- _SHORT PROBLEM_:
Copy each line holding the string "hours".

Part of a data file:

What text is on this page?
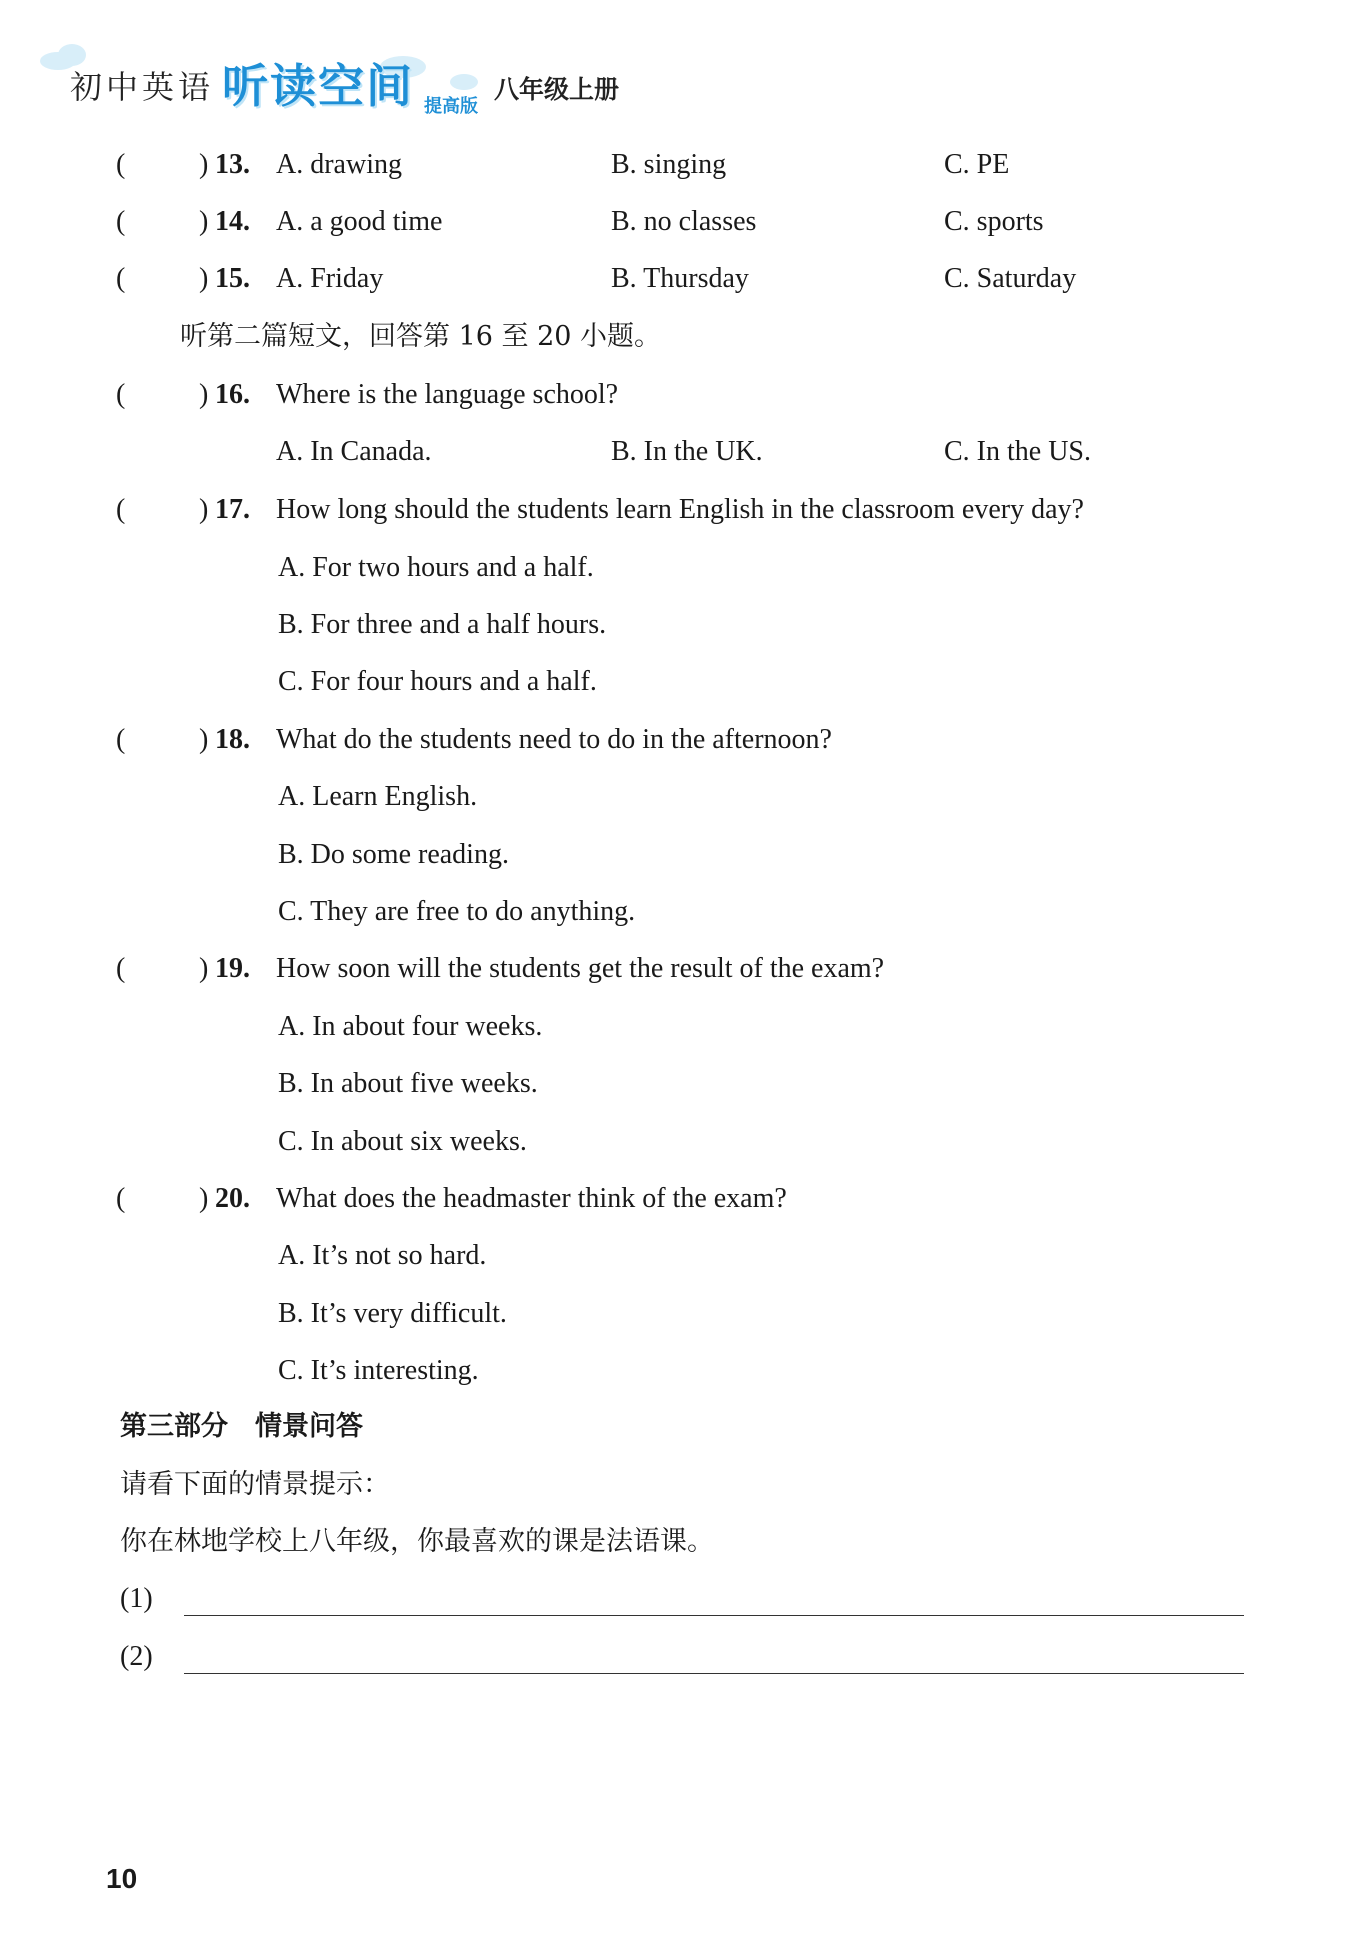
初中英语 听读空间 提高版
八年级上册
(	) 13. A. drawing	B. singing	C. PE
(	) 14. A. a good time	B. no classes	C. sports
(	) 15. A. Friday	B. Thursday	C. Saturday
听第二篇短文，回答第 16 至 20 小题。
(	) 16. Where is the language school?
A. In Canada.	B. In the UK.	C. In the US.
(	) 17. How long should the students learn English in the classroom every day?
A. For two hours and a half.
B. For three and a half hours.
C. For four hours and a half.
(	) 18. What do the students need to do in the afternoon?
A. Learn English.
B. Do some reading.
C. They are free to do anything.
(	) 19. How soon will the students get the result of the exam?
A. In about four weeks.
B. In about five weeks.
C. In about six weeks.
(	) 20. What does the headmaster think of the exam?
A. It’s not so hard.
B. It’s very difficult.
C. It’s interesting.
第三部分　情景问答
请看下面的情景提示：
你在林地学校上八年级，你最喜欢的课是法语课。
(1)
(2)
10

- _WRITTEN SOLUTION_:
A. For two hours and a half.
B. For three and a half hours.
C. For four hours and a half.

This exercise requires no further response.